Every line that holds the string "this" is to be identified and copied.

* * *

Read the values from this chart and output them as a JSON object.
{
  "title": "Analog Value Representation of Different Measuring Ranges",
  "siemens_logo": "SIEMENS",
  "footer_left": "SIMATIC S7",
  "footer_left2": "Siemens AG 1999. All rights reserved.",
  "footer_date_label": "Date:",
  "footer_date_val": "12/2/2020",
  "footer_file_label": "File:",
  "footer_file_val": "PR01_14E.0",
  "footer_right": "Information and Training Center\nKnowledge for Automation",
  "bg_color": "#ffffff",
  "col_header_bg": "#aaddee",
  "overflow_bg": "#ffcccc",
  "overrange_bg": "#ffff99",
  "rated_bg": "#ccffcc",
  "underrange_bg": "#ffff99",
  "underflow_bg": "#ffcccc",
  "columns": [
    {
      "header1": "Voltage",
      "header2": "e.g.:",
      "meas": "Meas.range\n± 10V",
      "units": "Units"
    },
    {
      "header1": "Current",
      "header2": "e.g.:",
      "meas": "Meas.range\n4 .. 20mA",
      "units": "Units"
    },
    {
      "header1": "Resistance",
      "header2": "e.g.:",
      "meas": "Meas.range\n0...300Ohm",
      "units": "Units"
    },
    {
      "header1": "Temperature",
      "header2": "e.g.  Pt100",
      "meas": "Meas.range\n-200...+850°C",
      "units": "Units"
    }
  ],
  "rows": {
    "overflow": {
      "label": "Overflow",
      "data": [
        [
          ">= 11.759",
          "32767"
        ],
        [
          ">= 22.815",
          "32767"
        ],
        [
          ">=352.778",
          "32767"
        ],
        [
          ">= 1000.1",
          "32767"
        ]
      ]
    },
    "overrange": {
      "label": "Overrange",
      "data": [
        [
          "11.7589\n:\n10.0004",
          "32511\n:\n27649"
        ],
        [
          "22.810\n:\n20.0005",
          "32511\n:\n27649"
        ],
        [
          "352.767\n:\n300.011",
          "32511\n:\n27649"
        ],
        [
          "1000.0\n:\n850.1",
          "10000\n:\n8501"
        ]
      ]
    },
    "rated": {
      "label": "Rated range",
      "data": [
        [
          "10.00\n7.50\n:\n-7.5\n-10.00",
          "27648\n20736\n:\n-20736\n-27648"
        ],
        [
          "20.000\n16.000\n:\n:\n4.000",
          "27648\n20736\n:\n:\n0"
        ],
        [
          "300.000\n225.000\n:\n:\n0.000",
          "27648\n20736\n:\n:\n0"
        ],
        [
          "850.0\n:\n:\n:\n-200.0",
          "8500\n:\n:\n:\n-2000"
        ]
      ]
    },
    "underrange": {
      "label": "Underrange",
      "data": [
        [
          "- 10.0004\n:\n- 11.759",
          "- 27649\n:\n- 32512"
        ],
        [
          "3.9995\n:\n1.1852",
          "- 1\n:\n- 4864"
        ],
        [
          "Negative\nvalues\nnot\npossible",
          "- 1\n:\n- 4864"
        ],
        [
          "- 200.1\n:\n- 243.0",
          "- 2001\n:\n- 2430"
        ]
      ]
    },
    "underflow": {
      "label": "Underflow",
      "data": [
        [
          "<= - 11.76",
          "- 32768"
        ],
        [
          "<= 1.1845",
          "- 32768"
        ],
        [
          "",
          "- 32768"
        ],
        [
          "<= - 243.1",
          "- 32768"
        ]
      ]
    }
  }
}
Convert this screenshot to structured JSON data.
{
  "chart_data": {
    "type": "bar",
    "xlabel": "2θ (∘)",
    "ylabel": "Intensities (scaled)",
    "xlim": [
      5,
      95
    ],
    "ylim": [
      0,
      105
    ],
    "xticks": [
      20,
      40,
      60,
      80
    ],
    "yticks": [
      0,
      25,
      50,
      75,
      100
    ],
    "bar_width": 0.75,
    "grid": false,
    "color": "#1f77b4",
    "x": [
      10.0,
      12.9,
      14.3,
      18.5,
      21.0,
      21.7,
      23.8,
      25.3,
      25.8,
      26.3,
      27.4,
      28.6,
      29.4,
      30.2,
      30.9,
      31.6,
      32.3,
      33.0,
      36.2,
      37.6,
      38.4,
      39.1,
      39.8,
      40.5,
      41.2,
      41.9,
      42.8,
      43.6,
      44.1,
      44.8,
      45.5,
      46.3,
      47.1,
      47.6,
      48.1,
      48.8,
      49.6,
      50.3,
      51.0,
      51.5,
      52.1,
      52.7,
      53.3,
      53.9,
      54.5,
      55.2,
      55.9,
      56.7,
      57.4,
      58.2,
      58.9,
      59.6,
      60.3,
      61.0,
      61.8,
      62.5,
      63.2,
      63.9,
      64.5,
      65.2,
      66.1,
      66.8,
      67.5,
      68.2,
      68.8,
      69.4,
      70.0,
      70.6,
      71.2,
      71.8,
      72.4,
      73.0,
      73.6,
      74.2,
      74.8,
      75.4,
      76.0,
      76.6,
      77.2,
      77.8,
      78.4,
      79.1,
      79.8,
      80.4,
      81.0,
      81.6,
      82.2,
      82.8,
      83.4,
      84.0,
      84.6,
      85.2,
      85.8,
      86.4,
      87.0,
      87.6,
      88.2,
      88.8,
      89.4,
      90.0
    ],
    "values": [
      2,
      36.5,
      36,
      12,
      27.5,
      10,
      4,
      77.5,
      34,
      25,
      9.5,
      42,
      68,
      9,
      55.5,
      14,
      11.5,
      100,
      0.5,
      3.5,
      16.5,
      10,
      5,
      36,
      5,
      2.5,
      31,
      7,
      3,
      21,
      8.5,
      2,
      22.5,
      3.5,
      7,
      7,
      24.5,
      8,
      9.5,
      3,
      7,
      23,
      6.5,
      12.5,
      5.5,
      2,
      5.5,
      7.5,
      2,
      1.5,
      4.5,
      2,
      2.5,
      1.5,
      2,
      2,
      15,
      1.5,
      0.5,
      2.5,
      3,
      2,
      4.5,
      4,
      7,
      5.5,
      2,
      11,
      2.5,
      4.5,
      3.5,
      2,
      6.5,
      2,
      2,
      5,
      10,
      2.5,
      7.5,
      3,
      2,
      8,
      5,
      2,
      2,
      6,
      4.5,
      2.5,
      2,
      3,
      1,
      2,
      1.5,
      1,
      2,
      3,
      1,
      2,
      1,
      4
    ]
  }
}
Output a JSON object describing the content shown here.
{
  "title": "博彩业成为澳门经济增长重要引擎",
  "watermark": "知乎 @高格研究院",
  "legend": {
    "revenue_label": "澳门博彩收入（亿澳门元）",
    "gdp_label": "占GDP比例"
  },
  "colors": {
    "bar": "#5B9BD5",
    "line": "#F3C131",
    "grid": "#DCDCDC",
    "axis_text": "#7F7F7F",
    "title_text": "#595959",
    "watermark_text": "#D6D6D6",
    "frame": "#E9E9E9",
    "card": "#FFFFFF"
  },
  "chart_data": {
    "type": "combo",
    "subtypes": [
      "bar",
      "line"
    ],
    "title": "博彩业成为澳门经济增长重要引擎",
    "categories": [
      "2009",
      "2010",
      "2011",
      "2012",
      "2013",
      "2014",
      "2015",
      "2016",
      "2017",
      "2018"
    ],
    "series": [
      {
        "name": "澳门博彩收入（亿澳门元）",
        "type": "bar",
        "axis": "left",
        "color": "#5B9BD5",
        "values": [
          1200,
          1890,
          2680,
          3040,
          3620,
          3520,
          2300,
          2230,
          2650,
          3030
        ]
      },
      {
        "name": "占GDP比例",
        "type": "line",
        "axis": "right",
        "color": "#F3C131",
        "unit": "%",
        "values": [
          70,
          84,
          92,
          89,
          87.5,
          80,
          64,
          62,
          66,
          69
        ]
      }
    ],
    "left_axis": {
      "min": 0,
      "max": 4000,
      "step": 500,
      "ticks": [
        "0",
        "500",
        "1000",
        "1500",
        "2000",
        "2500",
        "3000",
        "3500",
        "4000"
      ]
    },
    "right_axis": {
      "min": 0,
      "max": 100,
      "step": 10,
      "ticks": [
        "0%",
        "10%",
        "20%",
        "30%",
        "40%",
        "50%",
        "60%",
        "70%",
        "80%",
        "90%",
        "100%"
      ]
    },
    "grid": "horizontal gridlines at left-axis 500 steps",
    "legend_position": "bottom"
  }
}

* * *

CORRECT RESPONSE:
Read the values from this chart and output them as a JSON object.
Convert this screenshot to structured JSON data.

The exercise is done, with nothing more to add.